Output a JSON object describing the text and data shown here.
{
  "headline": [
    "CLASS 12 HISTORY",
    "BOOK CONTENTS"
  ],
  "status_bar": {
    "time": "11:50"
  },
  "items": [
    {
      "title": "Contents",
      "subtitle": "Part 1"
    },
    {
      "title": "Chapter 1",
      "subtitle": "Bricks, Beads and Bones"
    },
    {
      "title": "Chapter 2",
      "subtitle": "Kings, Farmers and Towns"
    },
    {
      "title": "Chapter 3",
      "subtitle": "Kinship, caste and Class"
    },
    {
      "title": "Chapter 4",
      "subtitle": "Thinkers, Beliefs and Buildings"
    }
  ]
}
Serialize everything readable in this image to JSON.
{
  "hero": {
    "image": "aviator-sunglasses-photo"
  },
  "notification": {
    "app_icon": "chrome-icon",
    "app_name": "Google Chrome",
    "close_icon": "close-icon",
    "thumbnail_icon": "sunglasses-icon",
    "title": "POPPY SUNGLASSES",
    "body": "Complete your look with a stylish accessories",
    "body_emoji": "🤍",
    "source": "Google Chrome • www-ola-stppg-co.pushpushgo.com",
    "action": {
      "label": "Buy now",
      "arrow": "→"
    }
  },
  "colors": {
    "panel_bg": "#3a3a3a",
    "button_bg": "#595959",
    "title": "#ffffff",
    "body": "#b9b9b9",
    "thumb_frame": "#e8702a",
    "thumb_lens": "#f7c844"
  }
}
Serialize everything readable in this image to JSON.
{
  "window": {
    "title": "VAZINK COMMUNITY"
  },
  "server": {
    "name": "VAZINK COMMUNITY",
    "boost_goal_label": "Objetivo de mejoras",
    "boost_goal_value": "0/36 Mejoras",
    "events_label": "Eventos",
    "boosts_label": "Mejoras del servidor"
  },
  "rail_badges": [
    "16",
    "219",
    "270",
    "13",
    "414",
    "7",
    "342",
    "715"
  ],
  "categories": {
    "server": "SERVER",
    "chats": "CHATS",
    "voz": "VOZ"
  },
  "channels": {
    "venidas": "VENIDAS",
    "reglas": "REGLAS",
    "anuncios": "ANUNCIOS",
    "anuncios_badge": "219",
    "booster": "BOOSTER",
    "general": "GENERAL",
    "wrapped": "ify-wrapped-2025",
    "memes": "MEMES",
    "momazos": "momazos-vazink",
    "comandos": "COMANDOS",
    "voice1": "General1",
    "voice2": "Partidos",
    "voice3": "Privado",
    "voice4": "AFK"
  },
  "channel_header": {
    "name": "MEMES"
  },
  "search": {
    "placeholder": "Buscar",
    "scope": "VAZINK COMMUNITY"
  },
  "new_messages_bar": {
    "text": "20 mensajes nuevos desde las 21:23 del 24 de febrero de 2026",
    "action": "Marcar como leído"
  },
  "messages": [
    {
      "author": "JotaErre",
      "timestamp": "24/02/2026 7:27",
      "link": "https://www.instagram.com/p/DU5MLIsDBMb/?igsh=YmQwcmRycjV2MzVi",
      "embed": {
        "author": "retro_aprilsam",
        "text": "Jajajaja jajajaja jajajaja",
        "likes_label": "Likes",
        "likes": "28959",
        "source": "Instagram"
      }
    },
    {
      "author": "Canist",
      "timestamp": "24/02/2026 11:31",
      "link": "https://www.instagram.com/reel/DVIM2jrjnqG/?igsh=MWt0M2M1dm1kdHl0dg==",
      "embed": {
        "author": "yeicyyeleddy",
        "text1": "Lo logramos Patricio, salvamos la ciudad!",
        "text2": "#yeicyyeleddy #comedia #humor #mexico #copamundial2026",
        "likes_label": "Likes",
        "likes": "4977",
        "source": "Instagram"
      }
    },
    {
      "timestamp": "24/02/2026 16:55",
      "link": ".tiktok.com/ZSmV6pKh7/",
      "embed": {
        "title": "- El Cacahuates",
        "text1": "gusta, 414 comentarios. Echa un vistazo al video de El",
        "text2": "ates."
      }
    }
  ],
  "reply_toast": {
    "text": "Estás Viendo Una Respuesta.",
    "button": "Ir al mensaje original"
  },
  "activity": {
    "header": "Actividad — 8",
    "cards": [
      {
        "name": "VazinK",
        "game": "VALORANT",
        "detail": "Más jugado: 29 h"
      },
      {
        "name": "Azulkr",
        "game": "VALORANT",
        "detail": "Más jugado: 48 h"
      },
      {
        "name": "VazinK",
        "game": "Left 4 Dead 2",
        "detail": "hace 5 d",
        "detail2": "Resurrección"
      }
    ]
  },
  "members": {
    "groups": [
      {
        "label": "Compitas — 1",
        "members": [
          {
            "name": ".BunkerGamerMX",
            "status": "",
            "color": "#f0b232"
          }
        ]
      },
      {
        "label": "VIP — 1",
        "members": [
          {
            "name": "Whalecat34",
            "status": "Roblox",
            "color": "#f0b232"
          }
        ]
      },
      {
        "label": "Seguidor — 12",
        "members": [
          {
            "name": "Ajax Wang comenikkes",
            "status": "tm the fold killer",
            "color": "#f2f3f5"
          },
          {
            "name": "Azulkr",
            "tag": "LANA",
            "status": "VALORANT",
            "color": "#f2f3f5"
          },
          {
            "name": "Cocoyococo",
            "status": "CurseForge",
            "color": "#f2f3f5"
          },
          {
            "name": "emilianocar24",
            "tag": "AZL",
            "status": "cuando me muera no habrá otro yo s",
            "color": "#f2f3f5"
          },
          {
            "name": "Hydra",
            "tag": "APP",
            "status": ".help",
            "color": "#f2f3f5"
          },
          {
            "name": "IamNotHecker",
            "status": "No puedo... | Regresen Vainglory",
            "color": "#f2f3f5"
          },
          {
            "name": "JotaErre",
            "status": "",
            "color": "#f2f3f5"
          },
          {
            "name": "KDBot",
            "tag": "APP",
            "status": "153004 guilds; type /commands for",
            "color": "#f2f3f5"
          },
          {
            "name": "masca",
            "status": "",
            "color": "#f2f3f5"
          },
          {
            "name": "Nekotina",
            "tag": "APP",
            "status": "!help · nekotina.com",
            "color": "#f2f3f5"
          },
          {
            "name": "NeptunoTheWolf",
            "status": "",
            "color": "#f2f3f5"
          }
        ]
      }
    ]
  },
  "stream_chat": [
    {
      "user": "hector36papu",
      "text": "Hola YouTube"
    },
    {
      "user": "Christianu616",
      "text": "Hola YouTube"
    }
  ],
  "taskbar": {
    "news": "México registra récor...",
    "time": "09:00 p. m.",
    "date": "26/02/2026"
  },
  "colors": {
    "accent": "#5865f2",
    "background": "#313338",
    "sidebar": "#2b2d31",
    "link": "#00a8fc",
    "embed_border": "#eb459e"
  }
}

━━━━━━━━━━━━━━━━━━━━━━━━━━━━━━

_Stated exercise:_
Output all preceding records character for character.

_Written reply:_
Output a JSON object describing the text and data shown here.
{
  "headline": [
    "CLASS 12 HISTORY",
    "BOOK CONTENTS"
  ],
  "status_bar": {
    "time": "11:50"
  },
  "items": [
    {
      "title": "Contents",
      "subtitle": "Part 1"
    },
    {
      "title": "Chapter 1",
      "subtitle": "Bricks, Beads and Bones"
    },
    {
      "title": "Chapter 2",
      "subtitle": "Kings, Farmers and Towns"
    },
    {
      "title": "Chapter 3",
      "subtitle": "Kinship, caste and Class"
    },
    {
      "title": "Chapter 4",
      "subtitle": "Thinkers, Beliefs and Buildings"
    }
  ]
}
Serialize everything readable in this image to JSON.
{
  "hero": {
    "image": "aviator-sunglasses-photo"
  },
  "notification": {
    "app_icon": "chrome-icon",
    "app_name": "Google Chrome",
    "close_icon": "close-icon",
    "thumbnail_icon": "sunglasses-icon",
    "title": "POPPY SUNGLASSES",
    "body": "Complete your look with a stylish accessories",
    "body_emoji": "🤍",
    "source": "Google Chrome • www-ola-stppg-co.pushpushgo.com",
    "action": {
      "label": "Buy now",
      "arrow": "→"
    }
  },
  "colors": {
    "panel_bg": "#3a3a3a",
    "button_bg": "#595959",
    "title": "#ffffff",
    "body": "#b9b9b9",
    "thumb_frame": "#e8702a",
    "thumb_lens": "#f7c844"
  }
}
Serialize everything readable in this image to JSON.
{
  "window": {
    "title": "VAZINK COMMUNITY"
  },
  "server": {
    "name": "VAZINK COMMUNITY",
    "boost_goal_label": "Objetivo de mejoras",
    "boost_goal_value": "0/36 Mejoras",
    "events_label": "Eventos",
    "boosts_label": "Mejoras del servidor"
  },
  "rail_badges": [
    "16",
    "219",
    "270",
    "13",
    "414",
    "7",
    "342",
    "715"
  ],
  "categories": {
    "server": "SERVER",
    "chats": "CHATS",
    "voz": "VOZ"
  },
  "channels": {
    "venidas": "VENIDAS",
    "reglas": "REGLAS",
    "anuncios": "ANUNCIOS",
    "anuncios_badge": "219",
    "booster": "BOOSTER",
    "general": "GENERAL",
    "wrapped": "ify-wrapped-2025",
    "memes": "MEMES",
    "momazos": "momazos-vazink",
    "comandos": "COMANDOS",
    "voice1": "General1",
    "voice2": "Partidos",
    "voice3": "Privado",
    "voice4": "AFK"
  },
  "channel_header": {
    "name": "MEMES"
  },
  "search": {
    "placeholder": "Buscar",
    "scope": "VAZINK COMMUNITY"
  },
  "new_messages_bar": {
    "text": "20 mensajes nuevos desde las 21:23 del 24 de febrero de 2026",
    "action": "Marcar como leído"
  },
  "messages": [
    {
      "author": "JotaErre",
      "timestamp": "24/02/2026 7:27",
      "link": "https://www.instagram.com/p/DU5MLIsDBMb/?igsh=YmQwcmRycjV2MzVi",
      "embed": {
        "author": "retro_aprilsam",
        "text": "Jajajaja jajajaja jajajaja",
        "likes_label": "Likes",
        "likes": "28959",
        "source": "Instagram"
      }
    },
    {
      "author": "Canist",
      "timestamp": "24/02/2026 11:31",
      "link": "https://www.instagram.com/reel/DVIM2jrjnqG/?igsh=MWt0M2M1dm1kdHl0dg==",
      "embed": {
        "author": "yeicyyeleddy",
        "text1": "Lo logramos Patricio, salvamos la ciudad!",
        "text2": "#yeicyyeleddy #comedia #humor #mexico #copamundial2026",
        "likes_label": "Likes",
        "likes": "4977",
        "source": "Instagram"
      }
    },
    {
      "timestamp": "24/02/2026 16:55",
      "link": ".tiktok.com/ZSmV6pKh7/",
      "embed": {
        "title": "- El Cacahuates",
        "text1": "gusta, 414 comentarios. Echa un vistazo al video de El",
        "text2": "ates."
      }
    }
  ],
  "reply_toast": {
    "text": "Estás Viendo Una Respuesta.",
    "button": "Ir al mensaje original"
  },
  "activity": {
    "header": "Actividad — 8",
    "cards": [
      {
        "name": "VazinK",
        "game": "VALORANT",
        "detail": "Más jugado: 29 h"
      },
      {
        "name": "Azulkr",
        "game": "VALORANT",
        "detail": "Más jugado: 48 h"
      },
      {
        "name": "VazinK",
        "game": "Left 4 Dead 2",
        "detail": "hace 5 d",
        "detail2": "Resurrección"
      }
    ]
  },
  "members": {
    "groups": [
      {
        "label": "Compitas — 1",
        "members": [
          {
            "name": ".BunkerGamerMX",
            "status": "",
            "color": "#f0b232"
          }
        ]
      },
      {
        "label": "VIP — 1",
        "members": [
          {
            "name": "Whalecat34",
            "status": "Roblox",
            "color": "#f0b232"
          }
        ]
      },
      {
        "label": "Seguidor — 12",
        "members": [
          {
            "name": "Ajax Wang comenikkes",
            "status": "tm the fold killer",
            "color": "#f2f3f5"
          },
          {
            "name": "Azulkr",
            "tag": "LANA",
            "status": "VALORANT",
            "color": "#f2f3f5"
          },
          {
            "name": "Cocoyococo",
            "status": "CurseForge",
            "color": "#f2f3f5"
          },
          {
            "name": "emilianocar24",
            "tag": "AZL",
            "status": "cuando me muera no habrá otro yo s",
            "color": "#f2f3f5"
          },
          {
            "name": "Hydra",
            "tag": "APP",
            "status": ".help",
            "color": "#f2f3f5"
          },
          {
            "name": "IamNotHecker",
            "status": "No puedo... | Regresen Vainglory",
            "color": "#f2f3f5"
          },
          {
            "name": "JotaErre",
            "status": "",
            "color": "#f2f3f5"
          },
          {
            "name": "KDBot",
            "tag": "APP",
            "status": "153004 guilds; type /commands for",
            "color": "#f2f3f5"
          },
          {
            "name": "masca",
            "status": "",
            "color": "#f2f3f5"
          },
          {
            "name": "Nekotina",
            "tag": "APP",
            "status": "!help · nekotina.com",
            "color": "#f2f3f5"
          },
          {
            "name": "NeptunoTheWolf",
            "status": "",
            "color": "#f2f3f5"
          }
        ]
      }
    ]
  },
  "stream_chat": [
    {
      "user": "hector36papu",
      "text": "Hola YouTube"
    },
    {
      "user": "Christianu616",
      "text": "Hola YouTube"
    }
  ],
  "taskbar": {
    "news": "México registra récor...",
    "time": "09:00 p. m.",
    "date": "26/02/2026"
  },
  "colors": {
    "accent": "#5865f2",
    "background": "#313338",
    "sidebar": "#2b2d31",
    "link": "#00a8fc",
    "embed_border": "#eb459e"
  }
}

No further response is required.